───── RECORDS SHOWN

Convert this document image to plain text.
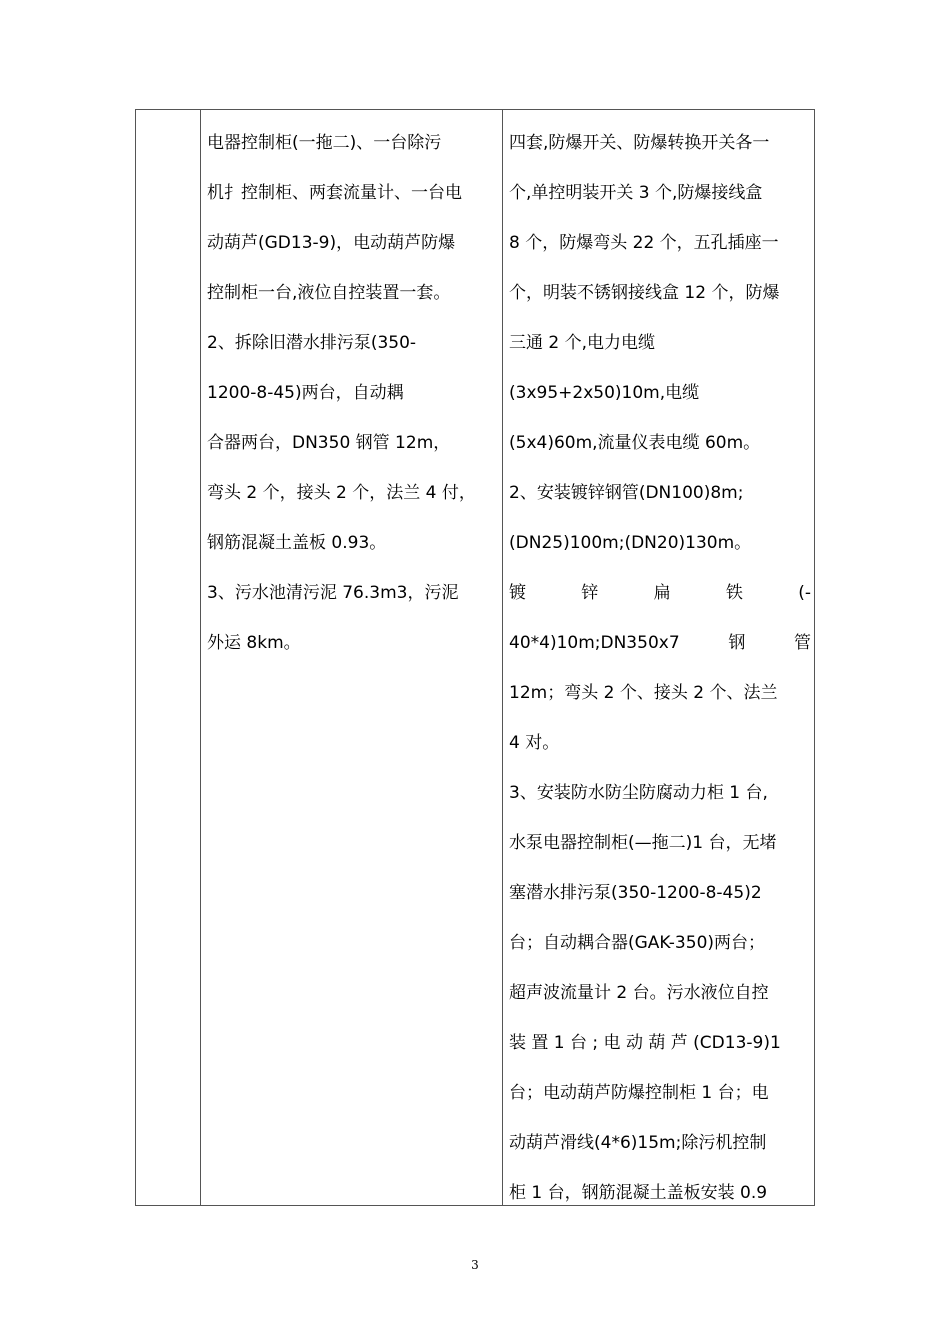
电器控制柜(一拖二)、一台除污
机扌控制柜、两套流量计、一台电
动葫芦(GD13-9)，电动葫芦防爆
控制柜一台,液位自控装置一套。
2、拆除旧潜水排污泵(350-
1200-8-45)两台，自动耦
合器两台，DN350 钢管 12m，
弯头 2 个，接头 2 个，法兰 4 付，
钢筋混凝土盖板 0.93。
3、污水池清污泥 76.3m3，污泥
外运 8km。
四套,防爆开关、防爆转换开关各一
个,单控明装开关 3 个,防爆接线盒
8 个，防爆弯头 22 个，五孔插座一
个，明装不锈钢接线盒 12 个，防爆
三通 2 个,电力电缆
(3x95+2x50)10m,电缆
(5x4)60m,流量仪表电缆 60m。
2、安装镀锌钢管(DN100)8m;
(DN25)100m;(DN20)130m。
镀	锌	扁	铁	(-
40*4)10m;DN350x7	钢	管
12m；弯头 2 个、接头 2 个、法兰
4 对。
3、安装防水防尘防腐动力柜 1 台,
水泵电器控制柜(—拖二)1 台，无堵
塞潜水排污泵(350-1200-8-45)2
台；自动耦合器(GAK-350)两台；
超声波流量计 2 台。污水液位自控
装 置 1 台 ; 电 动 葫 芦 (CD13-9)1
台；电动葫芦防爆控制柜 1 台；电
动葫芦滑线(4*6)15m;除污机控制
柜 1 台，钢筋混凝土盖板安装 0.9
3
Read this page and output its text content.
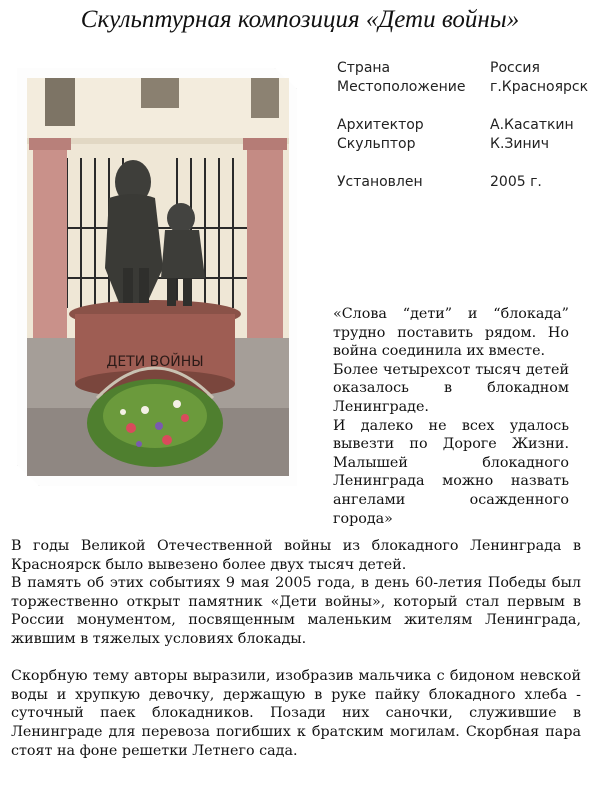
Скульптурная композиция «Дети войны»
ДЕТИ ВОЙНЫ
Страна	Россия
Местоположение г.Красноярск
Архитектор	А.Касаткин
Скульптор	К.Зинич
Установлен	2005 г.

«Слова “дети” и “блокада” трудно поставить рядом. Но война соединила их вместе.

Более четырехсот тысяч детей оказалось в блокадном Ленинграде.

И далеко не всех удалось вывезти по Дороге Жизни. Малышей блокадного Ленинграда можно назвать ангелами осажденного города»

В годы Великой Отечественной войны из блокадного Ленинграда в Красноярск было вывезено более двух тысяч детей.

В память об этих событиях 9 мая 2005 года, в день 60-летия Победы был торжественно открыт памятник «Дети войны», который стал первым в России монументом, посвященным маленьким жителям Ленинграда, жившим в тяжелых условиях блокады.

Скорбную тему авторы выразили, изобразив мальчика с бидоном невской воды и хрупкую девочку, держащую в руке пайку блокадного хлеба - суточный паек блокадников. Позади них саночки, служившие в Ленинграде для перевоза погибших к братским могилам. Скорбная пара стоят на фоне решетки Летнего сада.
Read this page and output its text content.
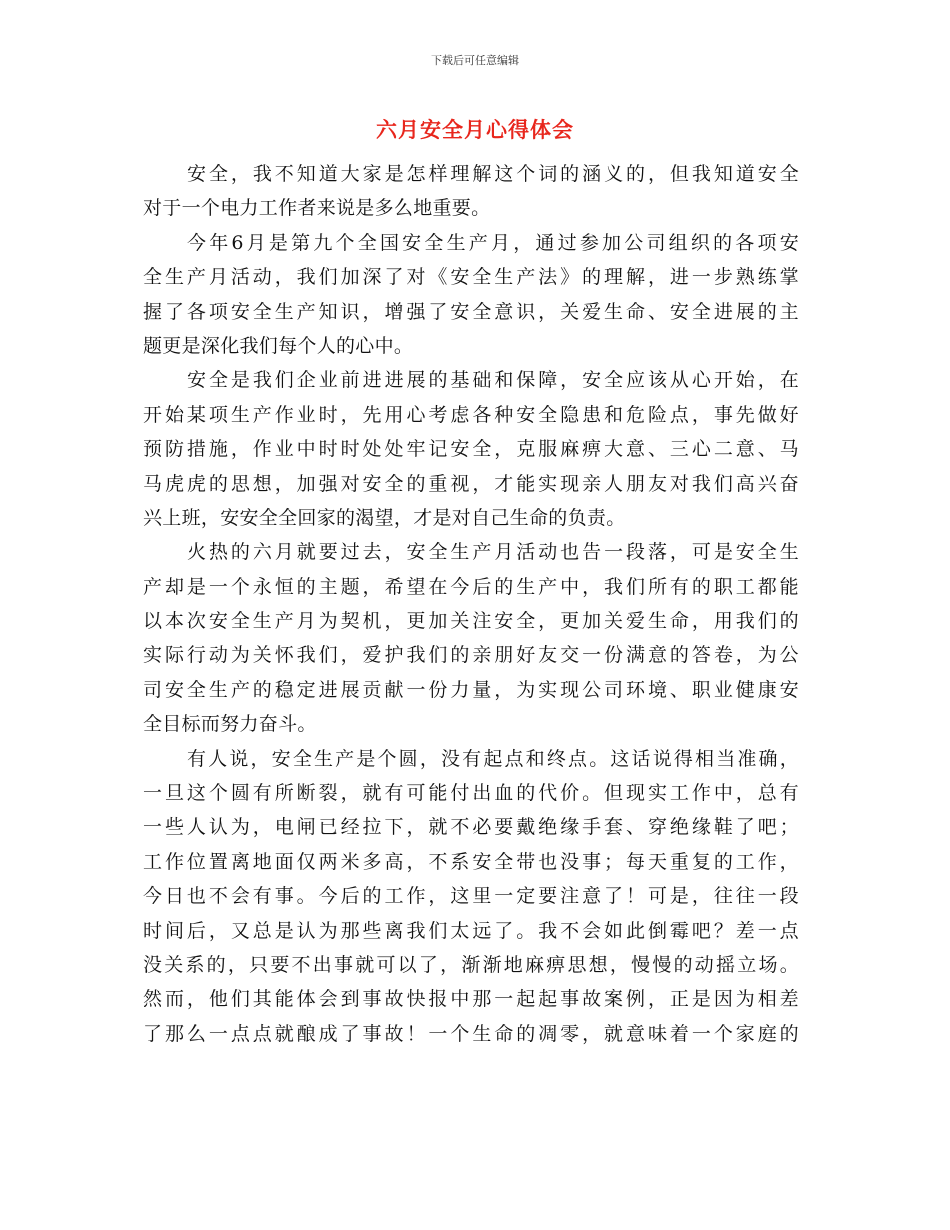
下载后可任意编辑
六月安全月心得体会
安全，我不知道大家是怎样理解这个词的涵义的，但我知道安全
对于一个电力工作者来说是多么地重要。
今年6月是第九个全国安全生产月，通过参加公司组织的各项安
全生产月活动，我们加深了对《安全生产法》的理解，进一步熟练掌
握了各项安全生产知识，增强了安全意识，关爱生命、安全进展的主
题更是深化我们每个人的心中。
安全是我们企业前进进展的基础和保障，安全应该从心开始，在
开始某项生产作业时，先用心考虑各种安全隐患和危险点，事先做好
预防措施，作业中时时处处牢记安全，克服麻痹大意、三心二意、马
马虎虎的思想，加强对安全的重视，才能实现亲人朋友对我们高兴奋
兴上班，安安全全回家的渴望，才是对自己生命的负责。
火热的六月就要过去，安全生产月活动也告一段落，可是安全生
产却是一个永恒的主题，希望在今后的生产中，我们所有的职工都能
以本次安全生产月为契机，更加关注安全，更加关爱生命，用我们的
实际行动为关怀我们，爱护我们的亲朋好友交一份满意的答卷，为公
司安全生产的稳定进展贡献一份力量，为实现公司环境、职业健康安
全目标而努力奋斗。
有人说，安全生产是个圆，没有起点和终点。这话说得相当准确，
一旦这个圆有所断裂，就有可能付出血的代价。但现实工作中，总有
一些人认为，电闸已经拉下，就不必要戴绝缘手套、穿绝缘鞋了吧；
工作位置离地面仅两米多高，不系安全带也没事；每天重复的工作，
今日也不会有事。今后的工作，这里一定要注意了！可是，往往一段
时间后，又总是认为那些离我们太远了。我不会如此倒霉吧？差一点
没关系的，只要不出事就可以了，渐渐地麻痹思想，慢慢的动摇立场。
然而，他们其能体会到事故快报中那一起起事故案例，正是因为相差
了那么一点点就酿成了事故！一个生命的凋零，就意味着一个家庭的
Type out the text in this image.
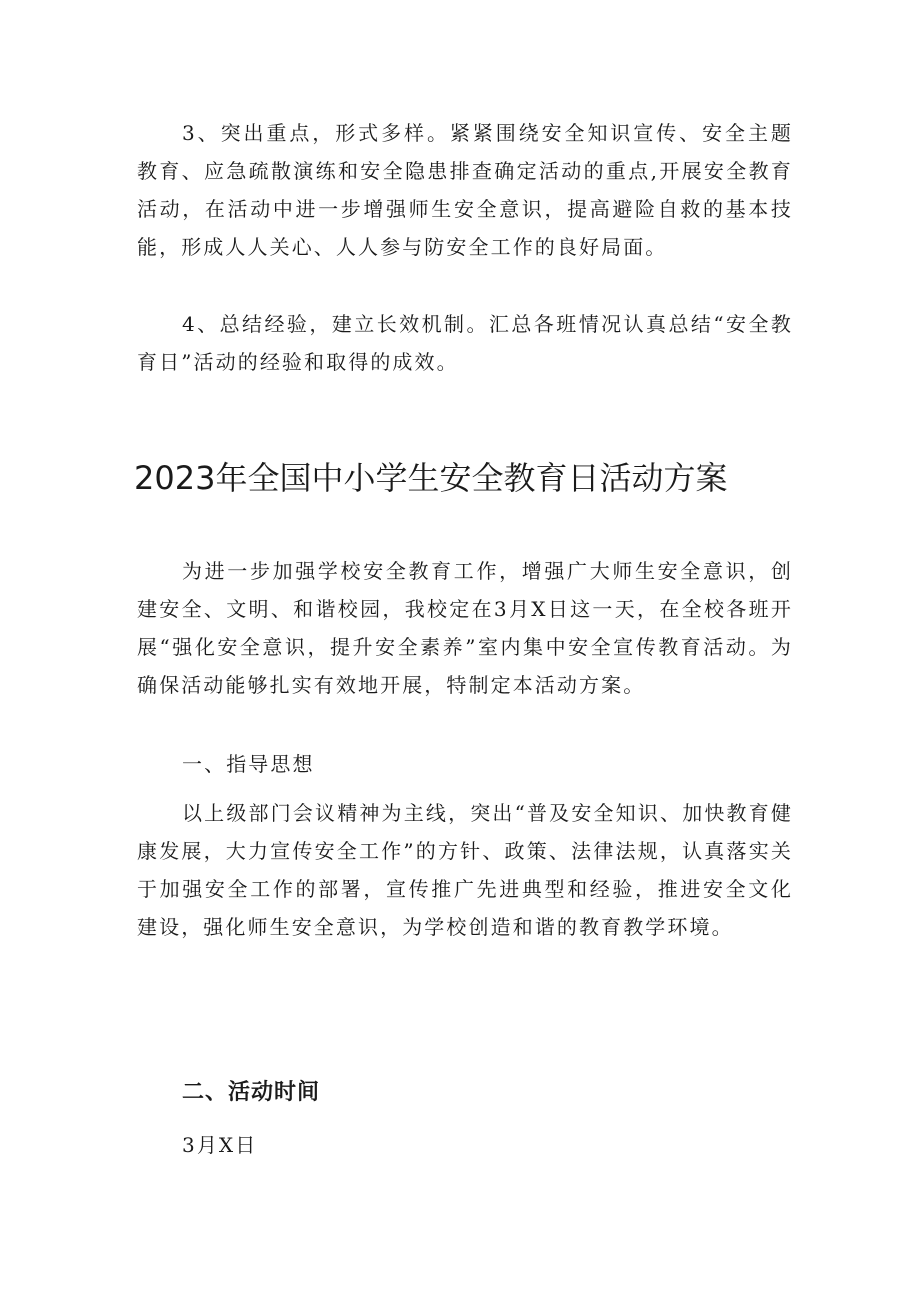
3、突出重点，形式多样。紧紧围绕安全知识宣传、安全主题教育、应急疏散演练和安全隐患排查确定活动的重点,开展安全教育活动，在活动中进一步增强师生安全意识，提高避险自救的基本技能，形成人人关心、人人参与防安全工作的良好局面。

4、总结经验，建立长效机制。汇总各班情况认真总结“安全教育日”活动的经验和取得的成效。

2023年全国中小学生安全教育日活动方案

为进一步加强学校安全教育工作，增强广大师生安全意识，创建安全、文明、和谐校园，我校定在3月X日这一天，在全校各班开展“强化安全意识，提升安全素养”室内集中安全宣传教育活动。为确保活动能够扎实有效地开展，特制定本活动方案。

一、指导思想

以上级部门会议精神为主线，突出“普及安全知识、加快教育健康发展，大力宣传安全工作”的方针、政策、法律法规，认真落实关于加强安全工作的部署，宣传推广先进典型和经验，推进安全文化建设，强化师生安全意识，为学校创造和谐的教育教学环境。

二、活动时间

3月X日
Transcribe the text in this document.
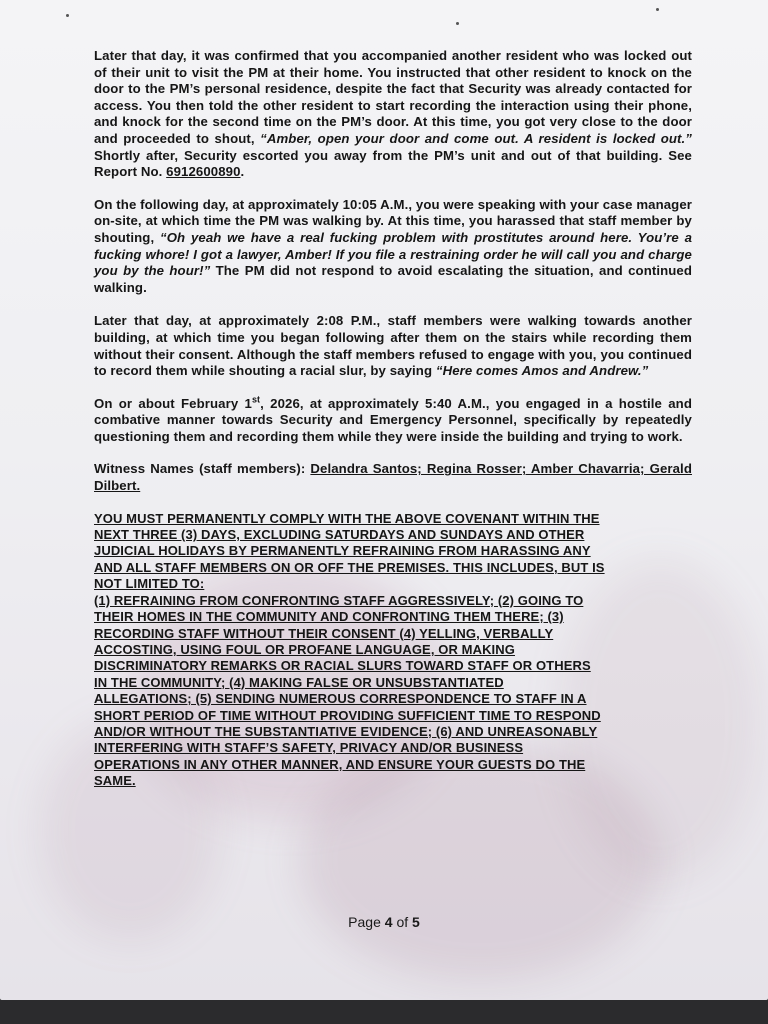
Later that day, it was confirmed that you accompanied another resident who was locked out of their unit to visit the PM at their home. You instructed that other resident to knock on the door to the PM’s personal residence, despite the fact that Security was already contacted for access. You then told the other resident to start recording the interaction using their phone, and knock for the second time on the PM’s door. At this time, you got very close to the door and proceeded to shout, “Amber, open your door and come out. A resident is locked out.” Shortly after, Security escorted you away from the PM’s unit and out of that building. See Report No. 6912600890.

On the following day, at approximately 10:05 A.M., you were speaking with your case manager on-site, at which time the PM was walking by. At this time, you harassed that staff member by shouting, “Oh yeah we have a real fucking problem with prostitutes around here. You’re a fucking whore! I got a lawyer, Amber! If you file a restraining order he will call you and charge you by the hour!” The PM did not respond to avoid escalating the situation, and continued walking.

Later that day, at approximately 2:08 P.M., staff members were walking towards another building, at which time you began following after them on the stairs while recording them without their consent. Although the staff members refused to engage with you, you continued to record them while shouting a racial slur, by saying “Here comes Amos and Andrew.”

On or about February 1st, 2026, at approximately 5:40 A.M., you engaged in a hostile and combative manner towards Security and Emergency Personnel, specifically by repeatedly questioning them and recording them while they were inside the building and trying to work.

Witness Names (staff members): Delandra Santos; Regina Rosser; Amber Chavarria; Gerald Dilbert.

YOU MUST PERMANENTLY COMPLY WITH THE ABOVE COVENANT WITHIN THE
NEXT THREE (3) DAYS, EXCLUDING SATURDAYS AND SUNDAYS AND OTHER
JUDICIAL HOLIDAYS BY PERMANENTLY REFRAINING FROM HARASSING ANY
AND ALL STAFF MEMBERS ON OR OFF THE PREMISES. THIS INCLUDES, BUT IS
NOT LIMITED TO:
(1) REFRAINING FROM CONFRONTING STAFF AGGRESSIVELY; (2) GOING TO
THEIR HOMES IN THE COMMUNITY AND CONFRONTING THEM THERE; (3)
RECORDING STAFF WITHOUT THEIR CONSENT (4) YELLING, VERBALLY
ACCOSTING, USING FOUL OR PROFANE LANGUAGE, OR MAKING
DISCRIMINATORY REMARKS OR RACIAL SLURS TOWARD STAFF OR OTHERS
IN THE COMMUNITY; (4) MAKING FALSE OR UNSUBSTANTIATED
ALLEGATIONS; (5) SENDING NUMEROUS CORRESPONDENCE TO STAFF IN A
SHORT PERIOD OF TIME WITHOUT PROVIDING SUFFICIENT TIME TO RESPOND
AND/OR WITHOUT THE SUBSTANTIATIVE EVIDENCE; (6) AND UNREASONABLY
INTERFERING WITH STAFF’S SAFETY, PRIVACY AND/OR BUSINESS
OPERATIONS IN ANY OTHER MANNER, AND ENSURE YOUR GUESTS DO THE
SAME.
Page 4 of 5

──────────

Copy each line in the data that holds the word "Ленинграда".

> **ANSWER TO THIS TASK**
И далеко не всех удалось вывезти по Дороге Жизни. Малышей блокадного Ленинграда можно назвать ангелами осажденного города»
В годы Великой Отечественной войны из блокадного Ленинграда в Красноярск было вывезено более двух тысяч детей.
В память об этих событиях 9 мая 2005 года, в день 60-летия Победы был торжественно открыт памятник «Дети войны», который стал первым в России монументом, посвященным маленьким жителям Ленинграда, жившим в тяжелых условиях блокады.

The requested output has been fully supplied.